Every line that contains the word "trimestre" should be copied out.

Source data:
□ □ □

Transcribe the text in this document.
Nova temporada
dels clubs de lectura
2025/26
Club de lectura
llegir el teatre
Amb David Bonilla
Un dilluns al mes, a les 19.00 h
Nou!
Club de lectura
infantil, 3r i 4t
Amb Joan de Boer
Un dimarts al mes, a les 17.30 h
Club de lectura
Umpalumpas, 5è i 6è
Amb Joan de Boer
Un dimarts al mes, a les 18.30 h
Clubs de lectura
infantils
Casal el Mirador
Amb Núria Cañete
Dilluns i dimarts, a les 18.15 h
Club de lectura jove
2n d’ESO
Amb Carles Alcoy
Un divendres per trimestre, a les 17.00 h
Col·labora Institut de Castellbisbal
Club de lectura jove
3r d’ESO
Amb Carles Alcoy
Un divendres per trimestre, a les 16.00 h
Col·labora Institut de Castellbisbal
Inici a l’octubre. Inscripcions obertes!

□ □ □

Response to this task.
Un divendres per trimestre, a les 17.00 h
Un divendres per trimestre, a les 16.00 h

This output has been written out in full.